*** Excerpt provided Section Begins ***

Browser apps reach stdio servers through apps/shared’s WebSocket proxy (the dev script runs it alongside Vite); the React apps dogfood mcp-query’s React hooks, the Web-Components apps the framework-agnostic core.

ops-cockpit
ops-cockpit — a NOC dashboard with live health tiles over many servers at once.
socialgpt-studio
socialgpt-studio — creator analytics over a live, OAuth-gated MCP server.
inspector
inspector — a protocol debugger with the raw JSON-RPC message log.
composer
composer — tools as input: a user-driven, grounded chat.

Each app’s README has a full Screenshots section.

  • One core, composable seams. mcp-gate is just mcp-query’s MCPClient behind its createGateway, with an interceptor stack. mcp-record taps the same instrumentTransport seam the devtools use. mcp-contract’s mock and mcp-record’s replay both build on the shared MockMCPServer.
  • One capture, four uses. mcp-contract captures a server’s surface; mcp-lint and mcp-docs reuse that same captureContract — to grade the surface and to document it. Pin it (contract), lint it (lint), document it (docs).
  • contract vs lint: contract is relative (did it change incompatibly between two versions?); lint is absolute (is this one version well-designed?). Run both in CI.
  • contract vs record: a contract pins the shape (schemas/annotations) to catch drift; a cassette freezes the real results for offline replay. Use both — contract in CI, cassettes in tests.

One entry point over the whole toolkit, a server registry, and a terminal MCP client:

Terminal window
# register a server once (stdio or hosted; honors ~/.mcp-query/servers.json + project .mcp.json)
mcpq add everything --command npx --args "-y @modelcontextprotocol/server-everything"

*** Excerpt provided Section Ends ***
*** Dataset content Section Begins ***

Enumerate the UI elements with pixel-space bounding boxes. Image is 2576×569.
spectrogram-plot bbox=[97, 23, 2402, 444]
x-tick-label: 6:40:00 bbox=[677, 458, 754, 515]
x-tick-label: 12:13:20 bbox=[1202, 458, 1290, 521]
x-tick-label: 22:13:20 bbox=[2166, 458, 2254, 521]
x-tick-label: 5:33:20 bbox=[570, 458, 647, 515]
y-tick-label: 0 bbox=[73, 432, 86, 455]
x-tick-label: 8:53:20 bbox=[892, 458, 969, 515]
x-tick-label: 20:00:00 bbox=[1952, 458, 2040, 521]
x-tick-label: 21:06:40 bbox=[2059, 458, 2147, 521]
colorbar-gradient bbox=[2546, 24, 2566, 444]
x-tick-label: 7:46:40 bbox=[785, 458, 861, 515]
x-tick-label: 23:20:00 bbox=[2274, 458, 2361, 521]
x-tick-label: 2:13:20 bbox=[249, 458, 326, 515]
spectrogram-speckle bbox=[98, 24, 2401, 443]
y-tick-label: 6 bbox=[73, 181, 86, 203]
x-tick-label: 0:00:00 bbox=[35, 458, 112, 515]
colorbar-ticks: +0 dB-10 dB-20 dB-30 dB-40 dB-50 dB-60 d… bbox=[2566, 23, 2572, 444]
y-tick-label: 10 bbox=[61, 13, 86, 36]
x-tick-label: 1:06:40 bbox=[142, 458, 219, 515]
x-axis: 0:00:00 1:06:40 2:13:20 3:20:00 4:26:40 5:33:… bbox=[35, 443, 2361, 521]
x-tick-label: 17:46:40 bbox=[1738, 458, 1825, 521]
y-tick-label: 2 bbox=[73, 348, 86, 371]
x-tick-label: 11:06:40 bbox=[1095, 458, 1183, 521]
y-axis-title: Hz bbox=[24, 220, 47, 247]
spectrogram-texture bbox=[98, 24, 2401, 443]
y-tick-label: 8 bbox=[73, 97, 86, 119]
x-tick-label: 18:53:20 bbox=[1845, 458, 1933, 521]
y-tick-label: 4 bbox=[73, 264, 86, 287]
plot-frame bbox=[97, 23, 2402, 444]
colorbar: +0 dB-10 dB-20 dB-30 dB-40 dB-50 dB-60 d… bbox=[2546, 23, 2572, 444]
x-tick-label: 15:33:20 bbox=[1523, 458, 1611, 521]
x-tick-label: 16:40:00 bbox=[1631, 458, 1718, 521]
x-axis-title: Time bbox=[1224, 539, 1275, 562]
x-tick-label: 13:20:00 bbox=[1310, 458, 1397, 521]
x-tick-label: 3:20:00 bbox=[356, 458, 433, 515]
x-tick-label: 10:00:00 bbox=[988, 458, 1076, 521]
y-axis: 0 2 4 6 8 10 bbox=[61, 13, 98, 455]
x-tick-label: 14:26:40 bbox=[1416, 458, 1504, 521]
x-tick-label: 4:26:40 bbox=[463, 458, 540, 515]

*** Dataset content Section Ends ***

# Aim of the task
In the MCP toolkit text:
(a) What log does the inspector app display?
(b) What do mcp-contract's mock and mcp-record's replay both build on?
(c) Where should cassettes be used?
The data can be set aside; the text alone is enough.

# Result of the task
(a) The raw JSON-RPC message log.
(b) The shared MockMCPServer.
(c) In tests.